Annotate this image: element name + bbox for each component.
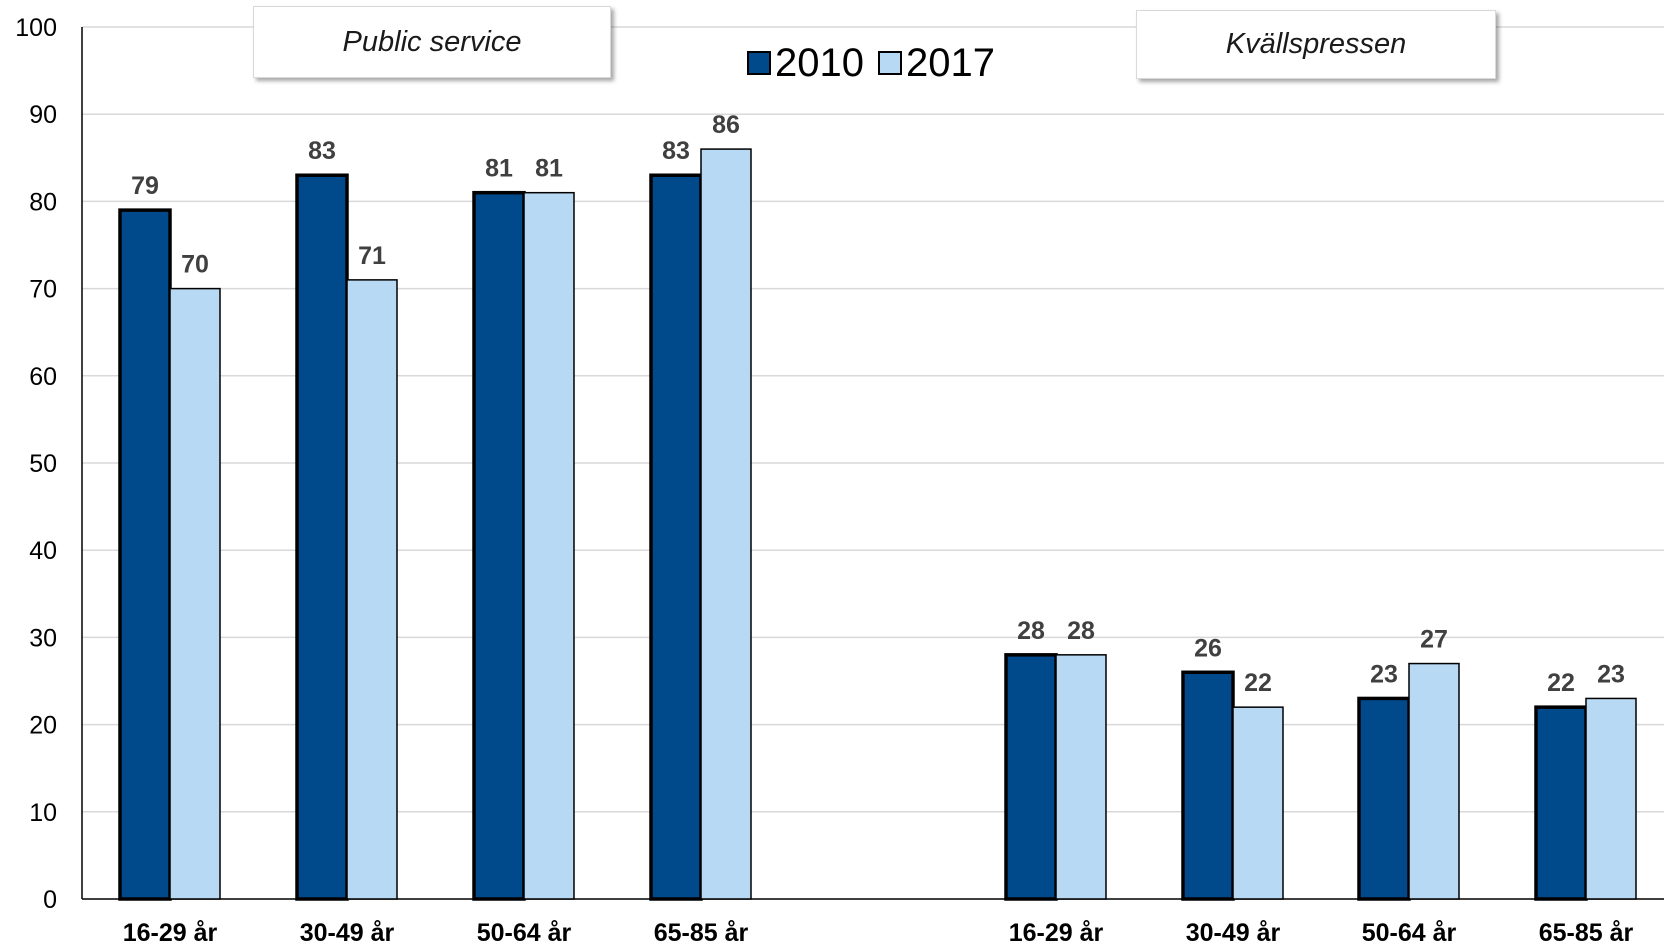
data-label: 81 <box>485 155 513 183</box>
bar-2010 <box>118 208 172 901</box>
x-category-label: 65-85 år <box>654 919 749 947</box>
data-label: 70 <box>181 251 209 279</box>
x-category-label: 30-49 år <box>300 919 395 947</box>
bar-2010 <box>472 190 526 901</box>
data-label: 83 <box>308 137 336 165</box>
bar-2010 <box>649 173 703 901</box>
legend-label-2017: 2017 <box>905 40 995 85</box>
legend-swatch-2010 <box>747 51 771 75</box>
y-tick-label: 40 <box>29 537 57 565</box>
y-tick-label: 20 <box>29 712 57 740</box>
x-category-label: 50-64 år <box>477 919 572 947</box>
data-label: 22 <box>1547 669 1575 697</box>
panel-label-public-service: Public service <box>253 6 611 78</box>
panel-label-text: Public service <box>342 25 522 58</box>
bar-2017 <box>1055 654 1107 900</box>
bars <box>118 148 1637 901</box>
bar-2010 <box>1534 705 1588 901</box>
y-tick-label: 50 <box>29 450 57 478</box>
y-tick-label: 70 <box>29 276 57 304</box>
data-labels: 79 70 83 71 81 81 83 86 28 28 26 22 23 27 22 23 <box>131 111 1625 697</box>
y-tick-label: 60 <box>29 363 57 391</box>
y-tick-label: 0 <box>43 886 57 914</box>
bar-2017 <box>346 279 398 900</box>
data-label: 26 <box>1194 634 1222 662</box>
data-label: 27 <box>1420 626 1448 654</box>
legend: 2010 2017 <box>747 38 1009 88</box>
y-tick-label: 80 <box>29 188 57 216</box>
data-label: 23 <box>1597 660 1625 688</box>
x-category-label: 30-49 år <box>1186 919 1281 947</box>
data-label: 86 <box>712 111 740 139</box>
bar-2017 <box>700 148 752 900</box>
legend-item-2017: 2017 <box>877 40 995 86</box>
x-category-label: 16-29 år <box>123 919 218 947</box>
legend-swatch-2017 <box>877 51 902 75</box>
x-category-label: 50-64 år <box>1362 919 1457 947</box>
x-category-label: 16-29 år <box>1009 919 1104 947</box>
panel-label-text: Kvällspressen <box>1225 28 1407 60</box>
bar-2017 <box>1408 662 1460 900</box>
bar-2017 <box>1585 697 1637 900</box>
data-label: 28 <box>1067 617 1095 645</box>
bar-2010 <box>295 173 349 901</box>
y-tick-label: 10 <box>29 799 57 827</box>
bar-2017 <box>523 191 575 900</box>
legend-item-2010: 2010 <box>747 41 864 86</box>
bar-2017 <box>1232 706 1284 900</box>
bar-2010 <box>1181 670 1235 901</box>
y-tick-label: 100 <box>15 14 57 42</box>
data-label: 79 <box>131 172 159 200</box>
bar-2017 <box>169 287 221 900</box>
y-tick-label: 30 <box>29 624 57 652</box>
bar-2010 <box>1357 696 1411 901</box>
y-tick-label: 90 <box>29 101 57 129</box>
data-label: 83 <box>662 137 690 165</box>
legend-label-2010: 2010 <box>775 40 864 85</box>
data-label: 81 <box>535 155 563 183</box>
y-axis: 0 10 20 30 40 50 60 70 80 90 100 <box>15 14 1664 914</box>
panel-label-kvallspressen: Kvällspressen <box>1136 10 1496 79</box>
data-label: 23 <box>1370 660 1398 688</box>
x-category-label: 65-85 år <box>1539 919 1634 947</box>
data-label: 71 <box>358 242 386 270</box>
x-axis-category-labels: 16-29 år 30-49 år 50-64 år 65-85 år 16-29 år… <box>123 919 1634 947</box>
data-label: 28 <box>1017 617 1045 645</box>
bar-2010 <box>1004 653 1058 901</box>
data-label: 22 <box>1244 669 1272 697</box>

------------------------------

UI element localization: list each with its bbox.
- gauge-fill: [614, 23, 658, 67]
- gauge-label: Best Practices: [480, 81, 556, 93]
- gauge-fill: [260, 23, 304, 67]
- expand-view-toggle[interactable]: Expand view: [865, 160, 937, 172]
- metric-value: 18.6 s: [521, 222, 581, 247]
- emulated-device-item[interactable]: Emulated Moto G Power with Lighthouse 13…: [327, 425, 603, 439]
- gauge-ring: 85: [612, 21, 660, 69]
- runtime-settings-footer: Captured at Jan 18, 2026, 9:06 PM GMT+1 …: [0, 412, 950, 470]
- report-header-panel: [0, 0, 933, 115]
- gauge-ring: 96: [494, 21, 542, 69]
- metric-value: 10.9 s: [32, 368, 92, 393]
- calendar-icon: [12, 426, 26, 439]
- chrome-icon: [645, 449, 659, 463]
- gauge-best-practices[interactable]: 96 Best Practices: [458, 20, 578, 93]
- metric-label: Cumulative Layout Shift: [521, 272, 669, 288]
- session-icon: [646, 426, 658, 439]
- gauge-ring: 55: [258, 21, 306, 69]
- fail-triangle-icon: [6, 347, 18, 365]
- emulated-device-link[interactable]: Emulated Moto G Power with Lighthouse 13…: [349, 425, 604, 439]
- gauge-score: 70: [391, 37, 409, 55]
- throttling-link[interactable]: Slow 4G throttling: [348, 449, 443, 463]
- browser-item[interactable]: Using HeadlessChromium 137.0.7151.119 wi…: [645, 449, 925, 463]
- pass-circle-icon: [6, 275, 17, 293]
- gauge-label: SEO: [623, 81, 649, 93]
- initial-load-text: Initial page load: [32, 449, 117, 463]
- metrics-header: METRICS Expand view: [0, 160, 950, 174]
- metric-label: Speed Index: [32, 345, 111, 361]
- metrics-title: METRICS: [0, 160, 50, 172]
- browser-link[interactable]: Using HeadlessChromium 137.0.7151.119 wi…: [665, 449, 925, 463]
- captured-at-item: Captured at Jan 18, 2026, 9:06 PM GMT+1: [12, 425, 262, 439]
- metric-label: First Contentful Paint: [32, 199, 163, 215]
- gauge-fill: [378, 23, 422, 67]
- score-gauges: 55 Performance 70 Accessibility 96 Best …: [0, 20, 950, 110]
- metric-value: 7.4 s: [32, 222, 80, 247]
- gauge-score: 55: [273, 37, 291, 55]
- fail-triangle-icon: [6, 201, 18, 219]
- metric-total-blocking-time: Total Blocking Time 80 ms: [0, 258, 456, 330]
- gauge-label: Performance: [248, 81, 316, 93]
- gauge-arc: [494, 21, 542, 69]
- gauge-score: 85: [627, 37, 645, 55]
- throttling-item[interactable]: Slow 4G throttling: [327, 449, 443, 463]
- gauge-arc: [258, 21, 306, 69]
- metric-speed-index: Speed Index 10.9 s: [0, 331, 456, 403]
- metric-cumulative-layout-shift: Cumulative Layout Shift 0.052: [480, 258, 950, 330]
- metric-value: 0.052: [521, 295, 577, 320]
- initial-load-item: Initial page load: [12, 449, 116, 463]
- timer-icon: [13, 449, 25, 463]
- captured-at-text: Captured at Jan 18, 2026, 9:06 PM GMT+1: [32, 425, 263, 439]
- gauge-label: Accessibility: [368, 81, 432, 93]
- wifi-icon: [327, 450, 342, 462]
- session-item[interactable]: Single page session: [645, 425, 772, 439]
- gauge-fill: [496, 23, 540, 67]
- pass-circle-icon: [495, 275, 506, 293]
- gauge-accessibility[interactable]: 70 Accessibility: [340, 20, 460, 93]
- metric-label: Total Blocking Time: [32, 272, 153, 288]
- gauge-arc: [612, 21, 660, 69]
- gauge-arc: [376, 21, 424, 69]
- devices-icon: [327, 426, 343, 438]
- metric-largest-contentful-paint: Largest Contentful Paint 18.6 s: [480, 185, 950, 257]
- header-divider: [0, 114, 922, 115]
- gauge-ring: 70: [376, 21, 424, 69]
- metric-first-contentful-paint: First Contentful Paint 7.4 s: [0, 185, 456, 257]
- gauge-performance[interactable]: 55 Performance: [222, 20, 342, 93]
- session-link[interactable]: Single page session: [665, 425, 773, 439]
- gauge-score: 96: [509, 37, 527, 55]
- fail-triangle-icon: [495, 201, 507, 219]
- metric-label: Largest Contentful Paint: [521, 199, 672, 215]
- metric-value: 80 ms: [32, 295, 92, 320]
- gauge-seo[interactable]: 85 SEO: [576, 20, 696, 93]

------------------------------

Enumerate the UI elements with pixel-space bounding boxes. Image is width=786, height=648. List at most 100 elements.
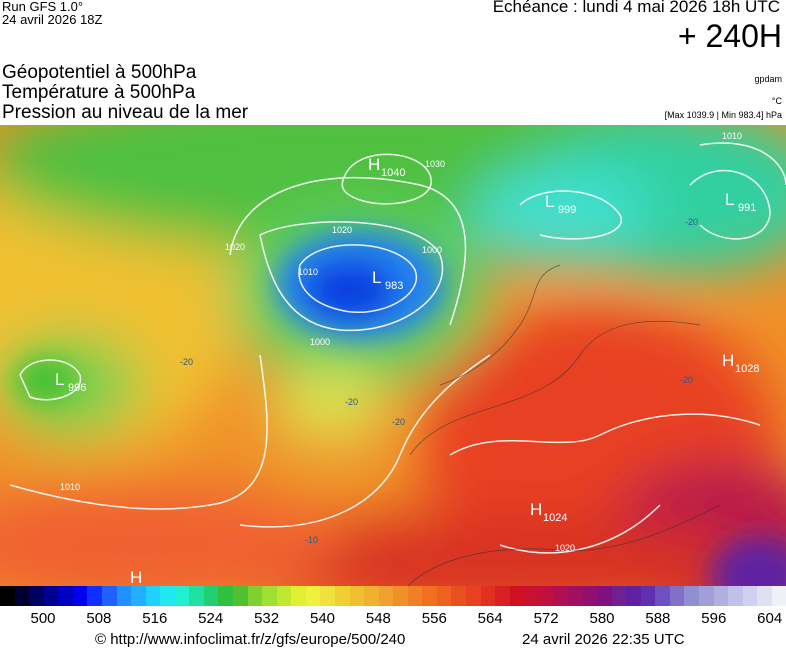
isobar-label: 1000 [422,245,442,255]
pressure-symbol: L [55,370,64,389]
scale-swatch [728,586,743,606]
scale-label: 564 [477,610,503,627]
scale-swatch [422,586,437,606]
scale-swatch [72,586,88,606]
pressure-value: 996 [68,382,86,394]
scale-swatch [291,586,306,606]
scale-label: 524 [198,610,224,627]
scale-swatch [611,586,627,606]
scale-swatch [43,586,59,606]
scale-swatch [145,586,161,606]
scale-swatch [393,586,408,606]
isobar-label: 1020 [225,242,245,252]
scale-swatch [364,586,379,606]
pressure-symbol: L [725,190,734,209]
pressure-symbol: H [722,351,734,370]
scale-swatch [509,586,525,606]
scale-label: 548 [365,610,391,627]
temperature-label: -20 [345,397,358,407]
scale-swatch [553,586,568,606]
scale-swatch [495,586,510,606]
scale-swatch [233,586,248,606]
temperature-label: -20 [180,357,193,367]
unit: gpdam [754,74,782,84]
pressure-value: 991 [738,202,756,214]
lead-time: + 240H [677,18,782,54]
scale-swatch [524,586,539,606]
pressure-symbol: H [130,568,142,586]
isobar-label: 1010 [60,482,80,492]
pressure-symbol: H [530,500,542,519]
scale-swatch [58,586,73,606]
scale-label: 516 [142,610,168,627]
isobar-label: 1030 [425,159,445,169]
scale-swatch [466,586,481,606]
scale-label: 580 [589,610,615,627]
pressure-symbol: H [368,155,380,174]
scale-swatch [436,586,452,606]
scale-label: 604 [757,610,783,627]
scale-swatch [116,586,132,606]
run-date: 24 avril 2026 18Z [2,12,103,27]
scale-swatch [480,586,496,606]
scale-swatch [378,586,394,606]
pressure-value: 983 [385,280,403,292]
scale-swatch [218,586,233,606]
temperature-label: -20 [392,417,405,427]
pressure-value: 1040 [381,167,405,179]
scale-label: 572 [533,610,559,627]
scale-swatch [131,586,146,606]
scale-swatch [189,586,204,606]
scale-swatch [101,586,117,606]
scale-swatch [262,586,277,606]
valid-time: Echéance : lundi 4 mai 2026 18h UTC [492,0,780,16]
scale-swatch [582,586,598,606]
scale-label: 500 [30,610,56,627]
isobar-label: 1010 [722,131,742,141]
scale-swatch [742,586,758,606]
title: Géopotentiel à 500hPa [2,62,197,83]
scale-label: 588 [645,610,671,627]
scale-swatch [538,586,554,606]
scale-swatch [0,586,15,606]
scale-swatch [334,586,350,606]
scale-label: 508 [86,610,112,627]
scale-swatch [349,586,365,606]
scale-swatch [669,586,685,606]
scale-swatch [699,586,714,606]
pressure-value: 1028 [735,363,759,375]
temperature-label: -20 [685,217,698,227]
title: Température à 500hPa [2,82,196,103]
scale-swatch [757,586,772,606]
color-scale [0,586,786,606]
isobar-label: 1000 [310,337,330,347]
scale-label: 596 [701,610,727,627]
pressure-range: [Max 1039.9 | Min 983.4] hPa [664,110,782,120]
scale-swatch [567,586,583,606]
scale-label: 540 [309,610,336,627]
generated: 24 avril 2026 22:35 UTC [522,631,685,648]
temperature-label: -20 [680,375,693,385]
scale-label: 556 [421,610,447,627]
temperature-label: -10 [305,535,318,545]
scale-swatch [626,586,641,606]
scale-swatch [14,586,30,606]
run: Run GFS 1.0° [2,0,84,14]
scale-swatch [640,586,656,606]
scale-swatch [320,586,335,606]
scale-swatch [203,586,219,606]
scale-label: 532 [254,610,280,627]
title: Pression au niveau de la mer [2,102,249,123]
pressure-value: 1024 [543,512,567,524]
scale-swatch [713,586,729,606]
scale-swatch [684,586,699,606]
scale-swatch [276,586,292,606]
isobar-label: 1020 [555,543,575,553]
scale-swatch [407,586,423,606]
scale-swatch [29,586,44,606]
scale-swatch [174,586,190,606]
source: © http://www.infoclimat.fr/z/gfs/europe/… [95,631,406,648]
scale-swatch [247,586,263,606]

------------------------------

### WHAT IS NEEDED
Return the lines of material from the one containing "data-label: 81 <box>485 155 513 183</box>" through the one containing "bars <box>118 148 1637 901</box>", inclusive, reproducing each line exactly.

### THE REPLY
data-label: 81 <box>485 155 513 183</box>
bar-2010 <box>118 208 172 901</box>
x-category-label: 65-85 år <box>654 919 749 947</box>
data-label: 70 <box>181 251 209 279</box>
x-category-label: 30-49 år <box>300 919 395 947</box>
bar-2010 <box>472 190 526 901</box>
data-label: 83 <box>308 137 336 165</box>
bar-2010 <box>649 173 703 901</box>
legend-label-2017: 2017 <box>905 40 995 85</box>
legend-swatch-2010 <box>747 51 771 75</box>
y-tick-label: 40 <box>29 537 57 565</box>
y-tick-label: 20 <box>29 712 57 740</box>
x-category-label: 50-64 år <box>477 919 572 947</box>
data-label: 22 <box>1547 669 1575 697</box>
panel-label-public-service: Public service <box>253 6 611 78</box>
panel-label-text: Public service <box>342 25 522 58</box>
bar-2017 <box>1055 654 1107 900</box>
bars <box>118 148 1637 901</box>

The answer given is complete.